# ENTRIES SUPPLIED start
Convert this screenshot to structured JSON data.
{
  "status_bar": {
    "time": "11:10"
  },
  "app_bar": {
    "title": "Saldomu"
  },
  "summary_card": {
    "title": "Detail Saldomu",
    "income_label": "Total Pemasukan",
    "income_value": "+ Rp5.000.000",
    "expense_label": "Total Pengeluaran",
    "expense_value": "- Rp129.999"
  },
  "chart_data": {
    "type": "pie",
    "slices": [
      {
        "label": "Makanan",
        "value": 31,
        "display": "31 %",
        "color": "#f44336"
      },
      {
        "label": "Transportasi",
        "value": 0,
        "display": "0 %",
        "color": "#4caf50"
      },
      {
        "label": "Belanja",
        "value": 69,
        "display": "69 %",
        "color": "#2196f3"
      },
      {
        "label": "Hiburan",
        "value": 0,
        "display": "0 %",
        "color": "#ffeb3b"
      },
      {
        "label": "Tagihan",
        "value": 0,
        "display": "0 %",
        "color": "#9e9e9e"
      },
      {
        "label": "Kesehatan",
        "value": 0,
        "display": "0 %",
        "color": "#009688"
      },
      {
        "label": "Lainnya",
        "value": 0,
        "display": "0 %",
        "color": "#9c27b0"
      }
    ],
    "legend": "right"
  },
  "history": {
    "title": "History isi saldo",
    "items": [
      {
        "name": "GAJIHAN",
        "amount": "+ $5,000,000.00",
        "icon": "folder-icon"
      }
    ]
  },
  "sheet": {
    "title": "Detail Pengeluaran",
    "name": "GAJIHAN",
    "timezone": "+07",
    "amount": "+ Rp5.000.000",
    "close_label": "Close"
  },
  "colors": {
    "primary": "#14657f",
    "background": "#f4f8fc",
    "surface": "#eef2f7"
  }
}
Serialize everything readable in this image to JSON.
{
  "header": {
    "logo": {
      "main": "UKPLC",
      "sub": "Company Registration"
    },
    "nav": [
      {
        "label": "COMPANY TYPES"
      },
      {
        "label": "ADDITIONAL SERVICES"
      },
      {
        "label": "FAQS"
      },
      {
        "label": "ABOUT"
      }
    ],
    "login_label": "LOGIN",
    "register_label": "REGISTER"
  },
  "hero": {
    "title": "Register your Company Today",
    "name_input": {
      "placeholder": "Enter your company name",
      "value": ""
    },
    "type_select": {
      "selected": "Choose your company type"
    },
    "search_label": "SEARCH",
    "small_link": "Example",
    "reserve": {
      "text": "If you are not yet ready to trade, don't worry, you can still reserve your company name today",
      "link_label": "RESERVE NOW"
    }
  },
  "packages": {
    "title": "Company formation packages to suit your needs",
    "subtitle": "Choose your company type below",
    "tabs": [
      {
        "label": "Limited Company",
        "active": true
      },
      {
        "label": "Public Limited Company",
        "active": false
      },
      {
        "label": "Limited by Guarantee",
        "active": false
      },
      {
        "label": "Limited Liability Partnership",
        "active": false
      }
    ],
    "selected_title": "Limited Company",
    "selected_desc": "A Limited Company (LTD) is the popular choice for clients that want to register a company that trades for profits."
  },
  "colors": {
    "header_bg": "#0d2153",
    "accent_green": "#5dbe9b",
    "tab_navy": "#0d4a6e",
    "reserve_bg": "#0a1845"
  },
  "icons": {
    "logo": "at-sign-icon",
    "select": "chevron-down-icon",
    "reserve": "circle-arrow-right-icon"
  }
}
# ENTRIES SUPPLIED end
▶ _WHAT THE EXERCISE ASKS_
Write out every line from the entries where "your" appears.

▶ _TASK ANSWER_
    "title": "Register your Company Today",
      "placeholder": "Enter your company name",
      "selected": "Choose your company type"
      "text": "If you are not yet ready to trade, don't worry, you can still reserve your company name today",
    "title": "Company formation packages to suit your needs",
    "subtitle": "Choose your company type below",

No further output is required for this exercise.